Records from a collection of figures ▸
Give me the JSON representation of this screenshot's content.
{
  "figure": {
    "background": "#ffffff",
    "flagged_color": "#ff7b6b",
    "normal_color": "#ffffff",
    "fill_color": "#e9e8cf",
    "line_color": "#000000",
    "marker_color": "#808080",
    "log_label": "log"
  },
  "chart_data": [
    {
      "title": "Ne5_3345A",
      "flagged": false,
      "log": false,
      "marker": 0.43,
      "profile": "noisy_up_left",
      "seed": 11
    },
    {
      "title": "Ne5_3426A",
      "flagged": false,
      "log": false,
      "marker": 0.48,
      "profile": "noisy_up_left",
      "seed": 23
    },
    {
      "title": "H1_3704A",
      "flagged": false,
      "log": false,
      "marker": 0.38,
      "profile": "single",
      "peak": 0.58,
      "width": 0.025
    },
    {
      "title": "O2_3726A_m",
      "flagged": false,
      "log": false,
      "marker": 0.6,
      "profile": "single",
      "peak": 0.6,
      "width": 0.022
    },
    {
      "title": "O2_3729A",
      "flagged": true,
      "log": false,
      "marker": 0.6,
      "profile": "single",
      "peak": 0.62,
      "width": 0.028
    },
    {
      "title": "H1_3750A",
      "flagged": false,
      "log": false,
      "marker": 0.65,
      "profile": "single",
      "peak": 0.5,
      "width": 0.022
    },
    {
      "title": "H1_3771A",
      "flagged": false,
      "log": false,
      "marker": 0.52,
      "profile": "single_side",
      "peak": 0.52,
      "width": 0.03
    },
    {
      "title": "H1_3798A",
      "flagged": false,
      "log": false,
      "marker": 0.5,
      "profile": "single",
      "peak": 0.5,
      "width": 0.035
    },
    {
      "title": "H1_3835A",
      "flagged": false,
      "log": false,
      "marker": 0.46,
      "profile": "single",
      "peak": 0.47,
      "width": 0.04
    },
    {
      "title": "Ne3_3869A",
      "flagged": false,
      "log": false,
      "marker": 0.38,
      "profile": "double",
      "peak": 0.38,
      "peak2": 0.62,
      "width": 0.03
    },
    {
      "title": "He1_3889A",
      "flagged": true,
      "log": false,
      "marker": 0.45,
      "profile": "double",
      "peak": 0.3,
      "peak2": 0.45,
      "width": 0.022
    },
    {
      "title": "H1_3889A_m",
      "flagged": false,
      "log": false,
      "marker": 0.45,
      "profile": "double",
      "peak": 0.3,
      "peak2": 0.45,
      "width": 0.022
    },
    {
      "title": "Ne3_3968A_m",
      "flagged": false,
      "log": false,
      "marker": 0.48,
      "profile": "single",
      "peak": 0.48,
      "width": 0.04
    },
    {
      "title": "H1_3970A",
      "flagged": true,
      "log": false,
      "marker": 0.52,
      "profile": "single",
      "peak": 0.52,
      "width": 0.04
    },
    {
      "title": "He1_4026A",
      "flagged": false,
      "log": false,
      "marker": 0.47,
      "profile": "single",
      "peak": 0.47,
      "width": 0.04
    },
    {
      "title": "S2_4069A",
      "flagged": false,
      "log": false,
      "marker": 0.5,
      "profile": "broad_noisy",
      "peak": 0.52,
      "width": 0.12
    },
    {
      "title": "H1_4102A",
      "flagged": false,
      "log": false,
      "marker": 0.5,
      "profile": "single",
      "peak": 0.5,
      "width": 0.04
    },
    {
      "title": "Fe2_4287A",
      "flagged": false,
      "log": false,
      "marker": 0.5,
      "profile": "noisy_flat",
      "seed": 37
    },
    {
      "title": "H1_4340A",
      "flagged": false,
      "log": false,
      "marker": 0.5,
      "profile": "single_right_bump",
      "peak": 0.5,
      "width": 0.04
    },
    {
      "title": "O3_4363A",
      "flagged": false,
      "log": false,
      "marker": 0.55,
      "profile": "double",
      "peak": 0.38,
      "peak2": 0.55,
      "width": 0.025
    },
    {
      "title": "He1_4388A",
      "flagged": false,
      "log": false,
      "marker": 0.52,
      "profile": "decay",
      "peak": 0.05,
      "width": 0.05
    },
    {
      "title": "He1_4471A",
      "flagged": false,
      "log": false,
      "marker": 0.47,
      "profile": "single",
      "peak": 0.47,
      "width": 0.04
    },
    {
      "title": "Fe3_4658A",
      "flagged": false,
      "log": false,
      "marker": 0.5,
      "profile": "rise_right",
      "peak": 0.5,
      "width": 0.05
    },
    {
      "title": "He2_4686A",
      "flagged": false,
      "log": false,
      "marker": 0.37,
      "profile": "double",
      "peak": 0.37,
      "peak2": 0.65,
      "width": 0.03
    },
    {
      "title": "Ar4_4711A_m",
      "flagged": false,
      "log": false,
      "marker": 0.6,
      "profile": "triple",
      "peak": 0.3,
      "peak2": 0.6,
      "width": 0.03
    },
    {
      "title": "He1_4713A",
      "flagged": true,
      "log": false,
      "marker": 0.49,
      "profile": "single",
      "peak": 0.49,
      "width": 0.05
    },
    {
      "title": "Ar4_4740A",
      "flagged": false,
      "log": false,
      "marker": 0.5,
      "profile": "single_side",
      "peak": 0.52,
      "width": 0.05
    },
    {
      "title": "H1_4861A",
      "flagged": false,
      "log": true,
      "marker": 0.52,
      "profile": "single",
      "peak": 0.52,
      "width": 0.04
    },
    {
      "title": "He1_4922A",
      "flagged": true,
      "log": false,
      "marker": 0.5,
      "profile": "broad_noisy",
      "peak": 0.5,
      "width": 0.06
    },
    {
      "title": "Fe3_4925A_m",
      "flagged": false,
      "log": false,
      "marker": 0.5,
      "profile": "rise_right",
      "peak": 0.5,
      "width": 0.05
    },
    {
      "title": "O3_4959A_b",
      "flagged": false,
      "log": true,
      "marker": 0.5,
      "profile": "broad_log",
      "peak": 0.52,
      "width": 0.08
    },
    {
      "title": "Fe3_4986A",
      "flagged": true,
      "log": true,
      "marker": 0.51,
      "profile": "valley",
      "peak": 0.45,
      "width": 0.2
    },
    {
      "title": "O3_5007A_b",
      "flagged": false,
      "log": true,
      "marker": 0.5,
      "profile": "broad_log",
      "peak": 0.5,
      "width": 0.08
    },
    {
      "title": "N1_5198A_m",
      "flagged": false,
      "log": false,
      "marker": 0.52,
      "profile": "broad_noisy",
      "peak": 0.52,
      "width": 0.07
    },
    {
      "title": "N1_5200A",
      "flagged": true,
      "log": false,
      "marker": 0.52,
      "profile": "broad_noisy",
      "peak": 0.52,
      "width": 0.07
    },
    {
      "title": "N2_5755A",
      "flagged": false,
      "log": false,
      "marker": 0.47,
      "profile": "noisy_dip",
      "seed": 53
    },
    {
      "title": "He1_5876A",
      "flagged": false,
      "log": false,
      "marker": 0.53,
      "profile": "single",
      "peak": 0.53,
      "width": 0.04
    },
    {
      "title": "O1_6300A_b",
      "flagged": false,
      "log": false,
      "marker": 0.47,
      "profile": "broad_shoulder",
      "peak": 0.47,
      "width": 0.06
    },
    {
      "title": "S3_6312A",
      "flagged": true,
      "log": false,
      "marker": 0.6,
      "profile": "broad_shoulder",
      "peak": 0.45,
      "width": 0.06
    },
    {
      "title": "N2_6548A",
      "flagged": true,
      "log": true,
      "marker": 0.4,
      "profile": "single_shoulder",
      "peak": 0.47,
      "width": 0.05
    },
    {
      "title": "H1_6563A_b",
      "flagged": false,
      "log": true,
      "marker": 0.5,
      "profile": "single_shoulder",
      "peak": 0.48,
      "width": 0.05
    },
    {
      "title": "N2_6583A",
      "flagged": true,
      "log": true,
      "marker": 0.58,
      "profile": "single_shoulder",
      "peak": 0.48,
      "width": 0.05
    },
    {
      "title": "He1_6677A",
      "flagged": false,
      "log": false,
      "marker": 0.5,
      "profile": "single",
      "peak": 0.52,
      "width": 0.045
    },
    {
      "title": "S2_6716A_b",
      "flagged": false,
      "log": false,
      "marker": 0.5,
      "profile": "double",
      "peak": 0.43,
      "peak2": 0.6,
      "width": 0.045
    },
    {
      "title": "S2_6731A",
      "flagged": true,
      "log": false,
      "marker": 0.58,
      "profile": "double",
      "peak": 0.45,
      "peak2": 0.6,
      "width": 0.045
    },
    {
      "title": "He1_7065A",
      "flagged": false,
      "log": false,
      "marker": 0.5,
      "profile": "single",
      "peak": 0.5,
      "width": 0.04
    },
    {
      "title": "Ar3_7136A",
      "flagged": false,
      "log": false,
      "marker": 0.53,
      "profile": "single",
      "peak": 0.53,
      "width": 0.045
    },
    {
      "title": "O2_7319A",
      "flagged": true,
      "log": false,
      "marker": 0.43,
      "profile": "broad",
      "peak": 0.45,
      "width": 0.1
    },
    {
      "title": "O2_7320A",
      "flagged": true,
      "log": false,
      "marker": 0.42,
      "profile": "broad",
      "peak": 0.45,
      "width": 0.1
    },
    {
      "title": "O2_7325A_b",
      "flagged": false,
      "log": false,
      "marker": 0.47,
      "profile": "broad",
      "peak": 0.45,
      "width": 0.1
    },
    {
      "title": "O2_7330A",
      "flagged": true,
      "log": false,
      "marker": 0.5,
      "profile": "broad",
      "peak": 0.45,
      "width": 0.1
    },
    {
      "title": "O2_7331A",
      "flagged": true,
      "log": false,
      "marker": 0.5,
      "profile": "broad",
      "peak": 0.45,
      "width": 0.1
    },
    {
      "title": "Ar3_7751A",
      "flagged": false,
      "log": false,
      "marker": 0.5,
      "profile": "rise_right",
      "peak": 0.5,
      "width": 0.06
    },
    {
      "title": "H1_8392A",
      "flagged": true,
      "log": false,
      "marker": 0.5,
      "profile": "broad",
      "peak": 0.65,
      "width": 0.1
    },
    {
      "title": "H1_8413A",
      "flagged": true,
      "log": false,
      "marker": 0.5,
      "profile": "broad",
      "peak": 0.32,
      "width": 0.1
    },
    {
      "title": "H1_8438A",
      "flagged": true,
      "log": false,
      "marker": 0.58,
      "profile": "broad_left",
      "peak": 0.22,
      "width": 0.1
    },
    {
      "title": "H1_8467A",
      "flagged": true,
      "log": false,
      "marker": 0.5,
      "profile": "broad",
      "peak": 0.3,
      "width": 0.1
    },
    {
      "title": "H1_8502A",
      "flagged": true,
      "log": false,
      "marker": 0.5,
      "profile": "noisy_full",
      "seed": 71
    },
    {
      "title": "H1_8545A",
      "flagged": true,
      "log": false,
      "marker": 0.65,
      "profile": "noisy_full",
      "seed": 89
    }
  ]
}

EXERCISE ▸ Report every line containing the word "ffffff" from the listing above.

SOLUTION TO THE EXERCISE ▸
    "background": "#ffffff",
    "normal_color": "#ffffff",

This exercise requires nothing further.